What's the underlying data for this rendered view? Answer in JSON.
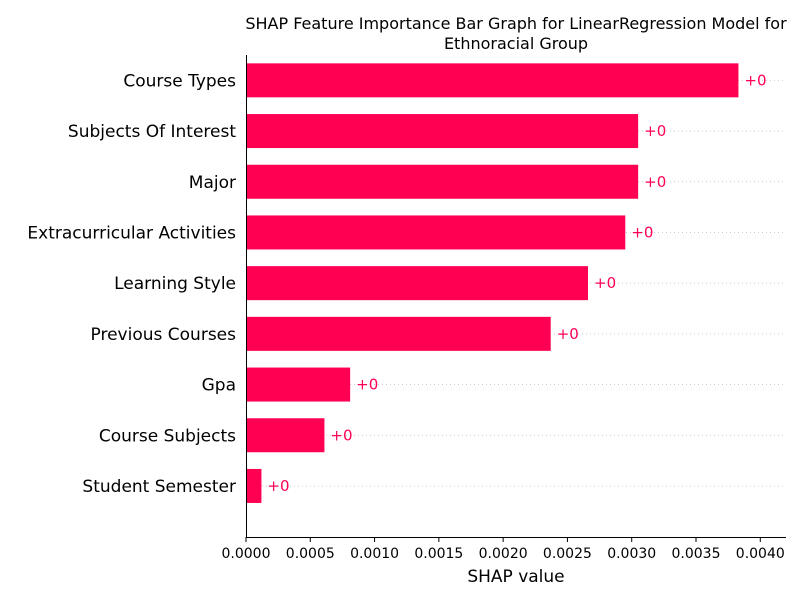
{
  "chart_data": {
    "type": "bar",
    "orientation": "horizontal",
    "title_lines": [
      "SHAP Feature Importance Bar Graph for LinearRegression Model for",
      "Ethnoracial Group"
    ],
    "xlabel": "SHAP value",
    "ylabel": "",
    "categories": [
      "Course Types",
      "Subjects Of Interest",
      "Major",
      "Extracurricular Activities",
      "Learning Style",
      "Previous Courses",
      "Gpa",
      "Course Subjects",
      "Student Semester"
    ],
    "values": [
      0.00383,
      0.00305,
      0.00305,
      0.00295,
      0.00266,
      0.00237,
      0.00081,
      0.00061,
      0.00012
    ],
    "value_labels": [
      "+0",
      "+0",
      "+0",
      "+0",
      "+0",
      "+0",
      "+0",
      "+0",
      "+0"
    ],
    "xlim": [
      0,
      0.0042
    ],
    "xticks": [
      0,
      0.0005,
      0.001,
      0.0015,
      0.002,
      0.0025,
      0.003,
      0.0035,
      0.004
    ],
    "xtick_labels": [
      "0.0000",
      "0.0005",
      "0.0010",
      "0.0015",
      "0.0020",
      "0.0025",
      "0.0030",
      "0.0035",
      "0.0040"
    ],
    "grid": "dotted horizontal row guides",
    "bar_color": "#ff0052",
    "label_color": "#ff0052"
  }
}
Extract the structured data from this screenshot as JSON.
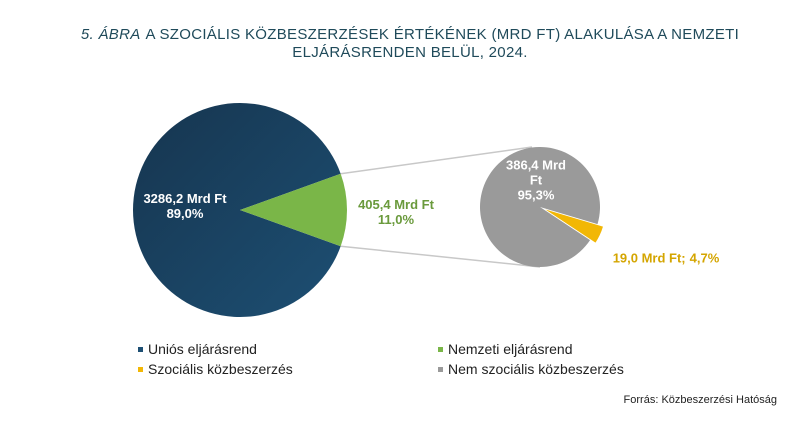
{
  "chart_data": {
    "type": "pie-of-pie",
    "title_prefix": "5. ÁBRA",
    "title": "A SZOCIÁLIS KÖZBESZERZÉSEK ÉRTÉKÉNEK (MRD FT) ALAKULÁSA A NEMZETI ELJÁRÁSRENDEN BELÜL, 2024.",
    "source": "Forrás: Közbeszerzési Hatóság",
    "pies": [
      {
        "categories": [
          "Uniós eljárásrend",
          "Nemzeti eljárásrend"
        ],
        "colors": [
          "#1d4f73",
          "#7ab648"
        ],
        "label_colors": [
          "#ffffff",
          "#6a9a3c"
        ],
        "values": [
          3286.2,
          405.4
        ],
        "value_labels": [
          "3286,2 Mrd Ft",
          "405,4 Mrd Ft"
        ],
        "percents": [
          89.0,
          11.0
        ],
        "percent_labels": [
          "89,0%",
          "11,0%"
        ]
      },
      {
        "categories": [
          "Nem szociális közbeszerzés",
          "Szociális közbeszerzés"
        ],
        "colors": [
          "#9a9a9a",
          "#f2b705"
        ],
        "label_colors": [
          "#ffffff",
          "#d4a500"
        ],
        "values": [
          386.4,
          19.0
        ],
        "value_labels": [
          "386,4 Mrd Ft",
          "19,0 Mrd Ft;"
        ],
        "percents": [
          95.3,
          4.7
        ],
        "percent_labels": [
          "95,3%",
          "4,7%"
        ]
      }
    ]
  }
}
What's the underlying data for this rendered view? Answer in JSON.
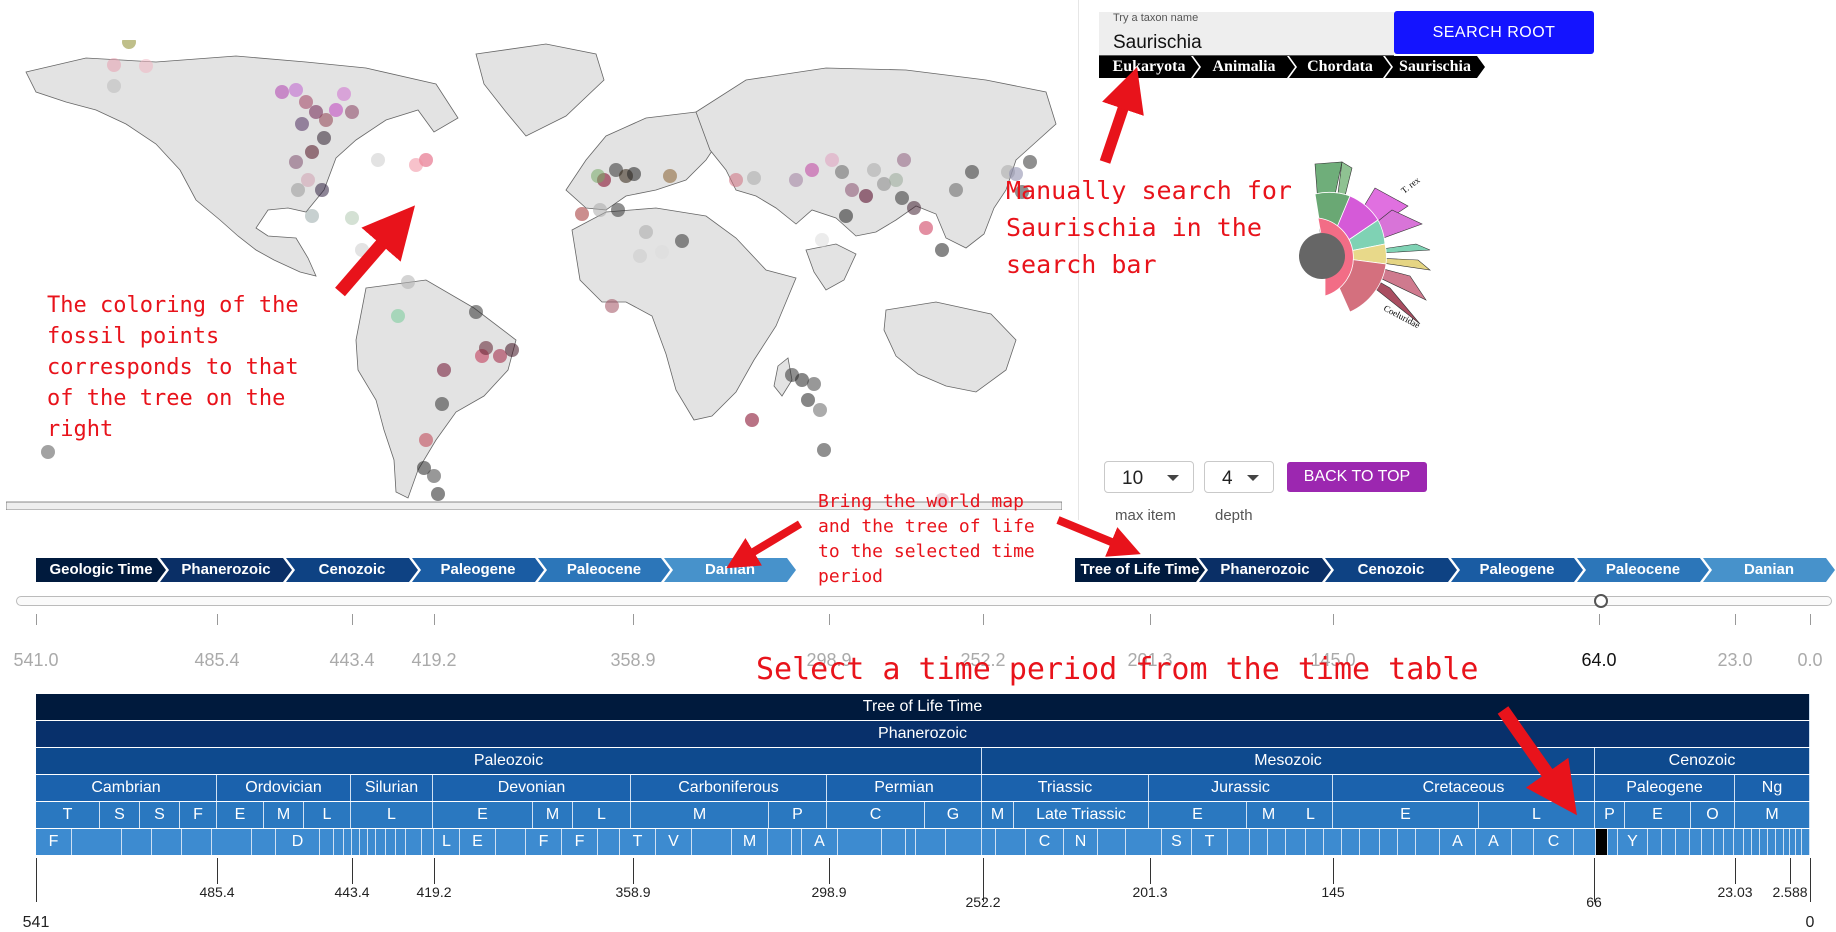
{
  "search": {
    "label": "Try a taxon name",
    "value": "Saurischia",
    "button": "SEARCH ROOT"
  },
  "taxon_breadcrumbs": [
    "Eukaryota",
    "Animalia",
    "Chordata",
    "Saurischia"
  ],
  "tree_labels": {
    "trex": "T. rex",
    "coelurid": "Coeluridae"
  },
  "controls": {
    "max_item": {
      "value": "10",
      "label": "max item"
    },
    "depth": {
      "value": "4",
      "label": "depth"
    },
    "back_button": "BACK TO TOP"
  },
  "annotations": {
    "map_coloring": "The coloring of the\nfossil points\ncorresponds to that\nof the tree on the\nright",
    "manual_search": "Manually search for\nSaurischia in the\nsearch bar",
    "bring": "Bring the world map\nand the tree of life\nto the selected time\nperiod",
    "select": "Select a time period from the time table"
  },
  "geo_breadcrumbs": [
    "Geologic Time",
    "Phanerozoic",
    "Cenozoic",
    "Paleogene",
    "Paleocene",
    "Danian"
  ],
  "tol_breadcrumbs": [
    "Tree of Life Time",
    "Phanerozoic",
    "Cenozoic",
    "Paleogene",
    "Paleocene",
    "Danian"
  ],
  "slider": {
    "ticks": [
      "541.0",
      "485.4",
      "443.4",
      "419.2",
      "358.9",
      "298.9",
      "252.2",
      "201.3",
      "145.0",
      "64.0",
      "23.0",
      "0.0"
    ],
    "current": "64.0"
  },
  "timescale": {
    "row0": "Tree of Life Time",
    "row1": "Phanerozoic",
    "eras": [
      "Paleozoic",
      "Mesozoic",
      "Cenozoic"
    ],
    "periods": [
      "Cambrian",
      "Ordovician",
      "Silurian",
      "Devonian",
      "Carboniferous",
      "Permian",
      "Triassic",
      "Jurassic",
      "Cretaceous",
      "Paleogene",
      "Ng"
    ],
    "epochs": [
      "T",
      "S",
      "S",
      "F",
      "E",
      "M",
      "L",
      "L",
      "E",
      "M",
      "L",
      "M",
      "P",
      "C",
      "G",
      "M",
      "Late Triassic",
      "E",
      "M",
      "L",
      "E",
      "L",
      "P",
      "E",
      "O",
      "M"
    ],
    "ages": [
      "F",
      "D",
      "L",
      "E",
      "F",
      "F",
      "T",
      "V",
      "M",
      "A",
      "C",
      "N",
      "S",
      "T",
      "A",
      "A",
      "C",
      "Y"
    ],
    "boundaries": [
      "541",
      "485.4",
      "443.4",
      "419.2",
      "358.9",
      "298.9",
      "252.2",
      "201.3",
      "145",
      "66",
      "23.03",
      "2.588",
      "0"
    ]
  }
}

▶ [Short problem]: Omit the pictures and restate the rest of the records verbatim.

▶ [Exercise result]:
What's the underlying data for this rendered view? Answer in JSON.
{
  "chart_data": {
    "type": "bar",
    "orientation": "horizontal",
    "title_lines": [
      "SHAP Feature Importance Bar Graph for LinearRegression Model for",
      "Ethnoracial Group"
    ],
    "xlabel": "SHAP value",
    "ylabel": "",
    "categories": [
      "Course Types",
      "Subjects Of Interest",
      "Major",
      "Extracurricular Activities",
      "Learning Style",
      "Previous Courses",
      "Gpa",
      "Course Subjects",
      "Student Semester"
    ],
    "values": [
      0.00383,
      0.00305,
      0.00305,
      0.00295,
      0.00266,
      0.00237,
      0.00081,
      0.00061,
      0.00012
    ],
    "value_labels": [
      "+0",
      "+0",
      "+0",
      "+0",
      "+0",
      "+0",
      "+0",
      "+0",
      "+0"
    ],
    "xlim": [
      0,
      0.0042
    ],
    "xticks": [
      0,
      0.0005,
      0.001,
      0.0015,
      0.002,
      0.0025,
      0.003,
      0.0035,
      0.004
    ],
    "xtick_labels": [
      "0.0000",
      "0.0005",
      "0.0010",
      "0.0015",
      "0.0020",
      "0.0025",
      "0.0030",
      "0.0035",
      "0.0040"
    ],
    "grid": "dotted horizontal row guides",
    "bar_color": "#ff0052",
    "label_color": "#ff0052"
  }
}
Extract the structured data from this screenshot as JSON.
{
  "chart_data": {
    "type": "pie-of-pie",
    "title_prefix": "5. ÁBRA",
    "title": "A SZOCIÁLIS KÖZBESZERZÉSEK ÉRTÉKÉNEK (MRD FT) ALAKULÁSA A NEMZETI ELJÁRÁSRENDEN BELÜL, 2024.",
    "source": "Forrás: Közbeszerzési Hatóság",
    "pies": [
      {
        "categories": [
          "Uniós eljárásrend",
          "Nemzeti eljárásrend"
        ],
        "colors": [
          "#1d4f73",
          "#7ab648"
        ],
        "label_colors": [
          "#ffffff",
          "#6a9a3c"
        ],
        "values": [
          3286.2,
          405.4
        ],
        "value_labels": [
          "3286,2 Mrd Ft",
          "405,4 Mrd Ft"
        ],
        "percents": [
          89.0,
          11.0
        ],
        "percent_labels": [
          "89,0%",
          "11,0%"
        ]
      },
      {
        "categories": [
          "Nem szociális közbeszerzés",
          "Szociális közbeszerzés"
        ],
        "colors": [
          "#9a9a9a",
          "#f2b705"
        ],
        "label_colors": [
          "#ffffff",
          "#d4a500"
        ],
        "values": [
          386.4,
          19.0
        ],
        "value_labels": [
          "386,4 Mrd Ft",
          "19,0 Mrd Ft;"
        ],
        "percents": [
          95.3,
          4.7
        ],
        "percent_labels": [
          "95,3%",
          "4,7%"
        ]
      }
    ]
  }
}
What's the underlying data for this rendered view? Answer in JSON.
{
  "search": {
    "label": "Try a taxon name",
    "value": "Saurischia",
    "button": "SEARCH ROOT"
  },
  "taxon_breadcrumbs": [
    "Eukaryota",
    "Animalia",
    "Chordata",
    "Saurischia"
  ],
  "tree_labels": {
    "trex": "T. rex",
    "coelurid": "Coeluridae"
  },
  "controls": {
    "max_item": {
      "value": "10",
      "label": "max item"
    },
    "depth": {
      "value": "4",
      "label": "depth"
    },
    "back_button": "BACK TO TOP"
  },
  "annotations": {
    "map_coloring": "The coloring of the\nfossil points\ncorresponds to that\nof the tree on the\nright",
    "manual_search": "Manually search for\nSaurischia in the\nsearch bar",
    "bring": "Bring the world map\nand the tree of life\nto the selected time\nperiod",
    "select": "Select a time period from the time table"
  },
  "geo_breadcrumbs": [
    "Geologic Time",
    "Phanerozoic",
    "Cenozoic",
    "Paleogene",
    "Paleocene",
    "Danian"
  ],
  "tol_breadcrumbs": [
    "Tree of Life Time",
    "Phanerozoic",
    "Cenozoic",
    "Paleogene",
    "Paleocene",
    "Danian"
  ],
  "slider": {
    "ticks": [
      "541.0",
      "485.4",
      "443.4",
      "419.2",
      "358.9",
      "298.9",
      "252.2",
      "201.3",
      "145.0",
      "64.0",
      "23.0",
      "0.0"
    ],
    "current": "64.0"
  },
  "timescale": {
    "row0": "Tree of Life Time",
    "row1": "Phanerozoic",
    "eras": [
      "Paleozoic",
      "Mesozoic",
      "Cenozoic"
    ],
    "periods": [
      "Cambrian",
      "Ordovician",
      "Silurian",
      "Devonian",
      "Carboniferous",
      "Permian",
      "Triassic",
      "Jurassic",
      "Cretaceous",
      "Paleogene",
      "Ng"
    ],
    "epochs": [
      "T",
      "S",
      "S",
      "F",
      "E",
      "M",
      "L",
      "L",
      "E",
      "M",
      "L",
      "M",
      "P",
      "C",
      "G",
      "M",
      "Late Triassic",
      "E",
      "M",
      "L",
      "E",
      "L",
      "P",
      "E",
      "O",
      "M"
    ],
    "ages": [
      "F",
      "D",
      "L",
      "E",
      "F",
      "F",
      "T",
      "V",
      "M",
      "A",
      "C",
      "N",
      "S",
      "T",
      "A",
      "A",
      "C",
      "Y"
    ],
    "boundaries": [
      "541",
      "485.4",
      "443.4",
      "419.2",
      "358.9",
      "298.9",
      "252.2",
      "201.3",
      "145",
      "66",
      "23.03",
      "2.588",
      "0"
    ]
  }
}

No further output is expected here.